--- Start ---

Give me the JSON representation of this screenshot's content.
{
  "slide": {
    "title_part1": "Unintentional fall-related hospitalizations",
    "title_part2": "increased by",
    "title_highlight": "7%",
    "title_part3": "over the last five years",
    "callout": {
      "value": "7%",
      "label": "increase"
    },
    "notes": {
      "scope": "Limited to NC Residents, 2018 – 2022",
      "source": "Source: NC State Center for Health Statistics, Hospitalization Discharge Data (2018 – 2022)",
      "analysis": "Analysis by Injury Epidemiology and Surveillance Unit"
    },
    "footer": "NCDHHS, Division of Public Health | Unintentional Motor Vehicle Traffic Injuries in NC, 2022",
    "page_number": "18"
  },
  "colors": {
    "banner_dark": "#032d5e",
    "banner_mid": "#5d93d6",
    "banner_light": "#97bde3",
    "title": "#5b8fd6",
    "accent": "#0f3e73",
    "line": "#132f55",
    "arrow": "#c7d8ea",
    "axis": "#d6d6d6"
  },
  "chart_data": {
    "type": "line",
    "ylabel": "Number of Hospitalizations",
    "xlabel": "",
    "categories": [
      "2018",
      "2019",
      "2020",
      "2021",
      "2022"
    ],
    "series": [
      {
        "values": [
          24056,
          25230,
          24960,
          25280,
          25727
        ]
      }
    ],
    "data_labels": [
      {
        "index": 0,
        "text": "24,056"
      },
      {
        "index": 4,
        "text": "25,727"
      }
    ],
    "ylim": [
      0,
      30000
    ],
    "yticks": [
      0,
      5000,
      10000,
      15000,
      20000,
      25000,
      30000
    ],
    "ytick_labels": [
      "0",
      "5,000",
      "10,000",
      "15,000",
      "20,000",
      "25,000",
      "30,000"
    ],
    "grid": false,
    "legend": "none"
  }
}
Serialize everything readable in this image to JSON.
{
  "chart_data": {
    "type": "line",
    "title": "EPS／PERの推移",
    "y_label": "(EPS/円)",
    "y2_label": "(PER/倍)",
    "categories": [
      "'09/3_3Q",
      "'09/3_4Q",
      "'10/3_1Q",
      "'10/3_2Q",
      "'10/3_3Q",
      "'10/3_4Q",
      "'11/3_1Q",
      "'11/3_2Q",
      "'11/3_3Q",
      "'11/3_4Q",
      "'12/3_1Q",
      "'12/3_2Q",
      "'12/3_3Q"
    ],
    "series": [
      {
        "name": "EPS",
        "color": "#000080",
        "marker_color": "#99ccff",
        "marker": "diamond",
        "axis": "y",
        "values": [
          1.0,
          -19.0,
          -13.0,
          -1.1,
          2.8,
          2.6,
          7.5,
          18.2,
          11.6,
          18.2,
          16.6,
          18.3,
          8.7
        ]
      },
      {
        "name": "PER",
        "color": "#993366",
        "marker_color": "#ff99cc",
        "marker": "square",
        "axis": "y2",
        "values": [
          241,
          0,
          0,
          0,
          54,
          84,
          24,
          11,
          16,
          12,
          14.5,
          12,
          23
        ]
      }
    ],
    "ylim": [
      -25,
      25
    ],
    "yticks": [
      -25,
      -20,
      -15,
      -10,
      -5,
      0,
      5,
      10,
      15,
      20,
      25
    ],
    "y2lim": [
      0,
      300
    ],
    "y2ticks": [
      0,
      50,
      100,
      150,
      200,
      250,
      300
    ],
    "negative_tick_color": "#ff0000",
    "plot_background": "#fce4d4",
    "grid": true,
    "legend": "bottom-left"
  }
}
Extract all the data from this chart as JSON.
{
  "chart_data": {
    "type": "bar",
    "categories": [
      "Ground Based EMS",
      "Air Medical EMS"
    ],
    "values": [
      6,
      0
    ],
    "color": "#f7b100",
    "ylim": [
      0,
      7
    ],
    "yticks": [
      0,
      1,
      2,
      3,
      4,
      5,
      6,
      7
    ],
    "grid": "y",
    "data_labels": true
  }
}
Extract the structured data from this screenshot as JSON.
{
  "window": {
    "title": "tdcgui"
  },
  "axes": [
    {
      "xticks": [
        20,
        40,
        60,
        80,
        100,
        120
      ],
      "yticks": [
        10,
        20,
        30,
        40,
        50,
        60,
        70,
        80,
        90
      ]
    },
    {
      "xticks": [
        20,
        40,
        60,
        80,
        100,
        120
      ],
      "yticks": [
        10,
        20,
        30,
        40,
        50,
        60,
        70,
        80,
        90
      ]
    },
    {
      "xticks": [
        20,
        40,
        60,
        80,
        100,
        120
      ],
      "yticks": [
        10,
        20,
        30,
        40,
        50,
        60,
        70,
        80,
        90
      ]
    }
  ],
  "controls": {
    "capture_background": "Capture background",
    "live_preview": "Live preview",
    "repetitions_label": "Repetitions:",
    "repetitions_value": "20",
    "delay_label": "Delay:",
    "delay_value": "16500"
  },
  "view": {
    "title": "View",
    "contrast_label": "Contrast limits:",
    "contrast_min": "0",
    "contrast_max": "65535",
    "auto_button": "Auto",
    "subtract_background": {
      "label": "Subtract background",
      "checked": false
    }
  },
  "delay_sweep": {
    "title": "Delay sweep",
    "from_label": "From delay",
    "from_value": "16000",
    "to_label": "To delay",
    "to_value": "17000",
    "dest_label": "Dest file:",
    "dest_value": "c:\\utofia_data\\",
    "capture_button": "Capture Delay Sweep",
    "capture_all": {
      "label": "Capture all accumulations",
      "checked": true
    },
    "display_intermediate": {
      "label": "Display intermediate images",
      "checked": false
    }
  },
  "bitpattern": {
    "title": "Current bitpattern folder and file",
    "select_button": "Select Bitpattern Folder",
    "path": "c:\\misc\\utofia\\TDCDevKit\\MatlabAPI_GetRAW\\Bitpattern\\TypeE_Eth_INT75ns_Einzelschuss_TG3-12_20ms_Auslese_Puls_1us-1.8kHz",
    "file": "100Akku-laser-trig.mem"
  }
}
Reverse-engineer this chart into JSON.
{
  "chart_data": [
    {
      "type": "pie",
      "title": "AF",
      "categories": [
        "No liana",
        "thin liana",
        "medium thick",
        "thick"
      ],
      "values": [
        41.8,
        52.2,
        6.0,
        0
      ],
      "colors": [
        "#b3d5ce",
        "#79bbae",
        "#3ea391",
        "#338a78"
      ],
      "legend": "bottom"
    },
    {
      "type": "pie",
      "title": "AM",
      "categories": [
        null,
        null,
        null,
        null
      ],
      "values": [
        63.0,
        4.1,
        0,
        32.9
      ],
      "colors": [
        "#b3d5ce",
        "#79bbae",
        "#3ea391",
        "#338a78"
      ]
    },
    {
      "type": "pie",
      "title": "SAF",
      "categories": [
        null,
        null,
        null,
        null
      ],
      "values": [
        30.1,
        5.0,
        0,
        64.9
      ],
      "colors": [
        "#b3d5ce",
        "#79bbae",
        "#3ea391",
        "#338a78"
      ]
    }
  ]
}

--- End ---

_WHAT IS REQUIRED_.
Can you quote exactly the lines from the one containing "Reverse-engineer this chart into JSON." through the last line of the records above, and nothing else?

_CORRECT RESPONSE_.
Reverse-engineer this chart into JSON.
{
  "chart_data": [
    {
      "type": "pie",
      "title": "AF",
      "categories": [
        "No liana",
        "thin liana",
        "medium thick",
        "thick"
      ],
      "values": [
        41.8,
        52.2,
        6.0,
        0
      ],
      "colors": [
        "#b3d5ce",
        "#79bbae",
        "#3ea391",
        "#338a78"
      ],
      "legend": "bottom"
    },
    {
      "type": "pie",
      "title": "AM",
      "categories": [
        null,
        null,
        null,
        null
      ],
      "values": [
        63.0,
        4.1,
        0,
        32.9
      ],
      "colors": [
        "#b3d5ce",
        "#79bbae",
        "#3ea391",
        "#338a78"
      ]
    },
    {
      "type": "pie",
      "title": "SAF",
      "categories": [
        null,
        null,
        null,
        null
      ],
      "values": [
        30.1,
        5.0,
        0,
        64.9
      ],
      "colors": [
        "#b3d5ce",
        "#79bbae",
        "#3ea391",
        "#338a78"
      ]
    }
  ]
}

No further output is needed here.